┏━━

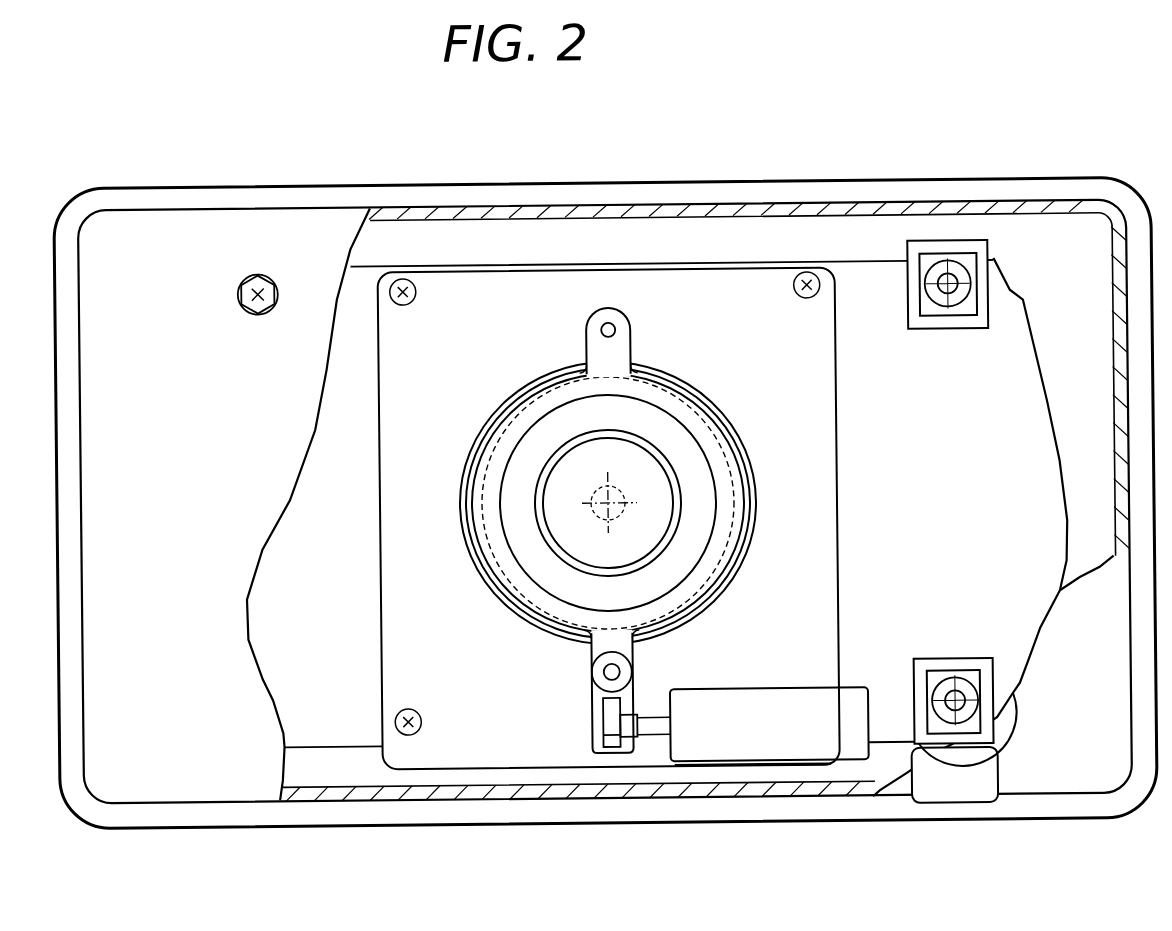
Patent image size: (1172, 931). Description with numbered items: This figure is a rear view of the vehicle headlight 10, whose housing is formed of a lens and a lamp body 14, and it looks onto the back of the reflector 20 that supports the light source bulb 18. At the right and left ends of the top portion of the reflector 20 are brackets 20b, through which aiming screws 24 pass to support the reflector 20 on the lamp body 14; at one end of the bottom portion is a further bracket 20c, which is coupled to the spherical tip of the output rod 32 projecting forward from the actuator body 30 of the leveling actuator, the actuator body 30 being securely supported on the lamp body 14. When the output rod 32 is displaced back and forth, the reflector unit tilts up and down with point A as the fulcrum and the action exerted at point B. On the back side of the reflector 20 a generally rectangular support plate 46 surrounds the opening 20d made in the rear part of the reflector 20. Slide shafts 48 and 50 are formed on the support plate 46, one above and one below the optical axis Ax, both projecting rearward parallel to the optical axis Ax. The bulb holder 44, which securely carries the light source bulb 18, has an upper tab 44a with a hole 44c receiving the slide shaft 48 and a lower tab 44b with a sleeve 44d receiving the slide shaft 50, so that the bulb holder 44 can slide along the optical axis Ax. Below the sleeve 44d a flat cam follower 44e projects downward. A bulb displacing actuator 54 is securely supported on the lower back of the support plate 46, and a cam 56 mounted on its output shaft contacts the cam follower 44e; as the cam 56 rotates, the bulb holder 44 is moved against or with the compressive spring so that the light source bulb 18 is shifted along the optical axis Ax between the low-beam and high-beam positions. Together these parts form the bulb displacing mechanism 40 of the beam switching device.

The vehicle headlight 10 is at (224, 161).
The lamp body 14 is at (765, 180).
The light source bulb 18 is at (590, 483).
The optical axis Ax is at (598, 518).
The reflector 20 is at (1029, 301).
The bracket 20b is at (919, 331).
The bracket 20c is at (938, 668).
The opening 20d is at (694, 389).
The aiming screw 24 is at (254, 308).
The actuator body 30 is at (1005, 719).
The output rod 32 is at (960, 694).
The bulb displacing mechanism 40 is at (569, 778).
The bulb holder 44 is at (745, 429).
The upper tab 44a is at (599, 351).
The lower tab 44b is at (603, 648).
The hole 44c is at (599, 332).
The sleeve 44d is at (599, 680).
The cam follower 44e is at (592, 720).
The support plate 46 is at (838, 467).
The slide shaft 48 is at (615, 323).
The slide shaft 50 is at (615, 672).
The bulb displacing actuator 54 is at (786, 680).
The cam 56 is at (610, 740).
The point A is at (922, 306).
The point B is at (933, 694).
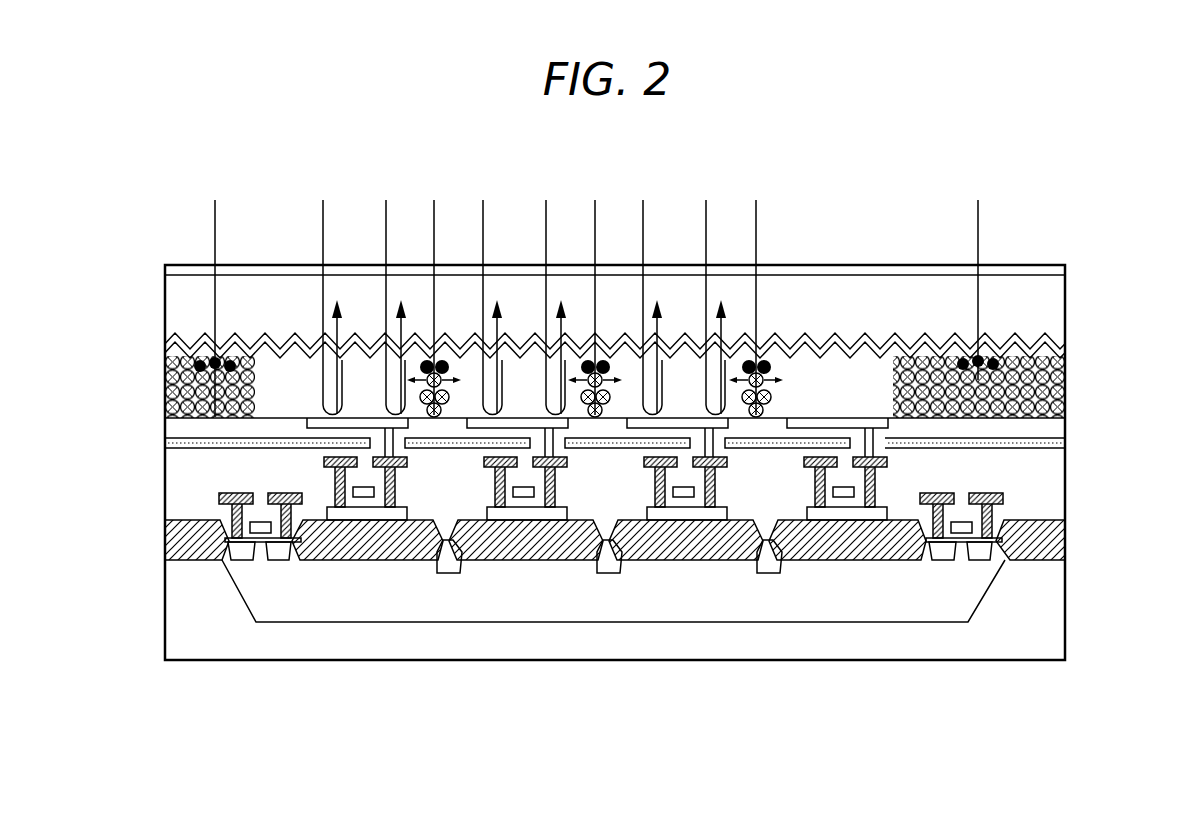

┗━━

**Task requirements**
Write out every line of the entries above without any change, and leave the pictures out.

**Exercise answer**
Patent image size: (1172, 931). Description with numbered items: This figure is a rear view of the vehicle headlight 10, whose housing is formed of a lens and a lamp body 14, and it looks onto the back of the reflector 20 that supports the light source bulb 18. At the right and left ends of the top portion of the reflector 20 are brackets 20b, through which aiming screws 24 pass to support the reflector 20 on the lamp body 14; at one end of the bottom portion is a further bracket 20c, which is coupled to the spherical tip of the output rod 32 projecting forward from the actuator body 30 of the leveling actuator, the actuator body 30 being securely supported on the lamp body 14. When the output rod 32 is displaced back and forth, the reflector unit tilts up and down with point A as the fulcrum and the action exerted at point B. On the back side of the reflector 20 a generally rectangular support plate 46 surrounds the opening 20d made in the rear part of the reflector 20. Slide shafts 48 and 50 are formed on the support plate 46, one above and one below the optical axis Ax, both projecting rearward parallel to the optical axis Ax. The bulb holder 44, which securely carries the light source bulb 18, has an upper tab 44a with a hole 44c receiving the slide shaft 48 and a lower tab 44b with a sleeve 44d receiving the slide shaft 50, so that the bulb holder 44 can slide along the optical axis Ax. Below the sleeve 44d a flat cam follower 44e projects downward. A bulb displacing actuator 54 is securely supported on the lower back of the support plate 46, and a cam 56 mounted on its output shaft contacts the cam follower 44e; as the cam 56 rotates, the bulb holder 44 is moved against or with the compressive spring so that the light source bulb 18 is shifted along the optical axis Ax between the low-beam and high-beam positions. Together these parts form the bulb displacing mechanism 40 of the beam switching device.

The vehicle headlight 10 is at (224, 161).
The lamp body 14 is at (765, 180).
The light source bulb 18 is at (590, 483).
The optical axis Ax is at (598, 518).
The reflector 20 is at (1029, 301).
The bracket 20b is at (919, 331).
The bracket 20c is at (938, 668).
The opening 20d is at (694, 389).
The aiming screw 24 is at (254, 308).
The actuator body 30 is at (1005, 719).
The output rod 32 is at (960, 694).
The bulb displacing mechanism 40 is at (569, 778).
The bulb holder 44 is at (745, 429).
The upper tab 44a is at (599, 351).
The lower tab 44b is at (603, 648).
The hole 44c is at (599, 332).
The sleeve 44d is at (599, 680).
The cam follower 44e is at (592, 720).
The support plate 46 is at (838, 467).
The slide shaft 48 is at (615, 323).
The slide shaft 50 is at (615, 672).
The bulb displacing actuator 54 is at (786, 680).
The cam 56 is at (610, 740).
The point A is at (922, 306).
The point B is at (933, 694).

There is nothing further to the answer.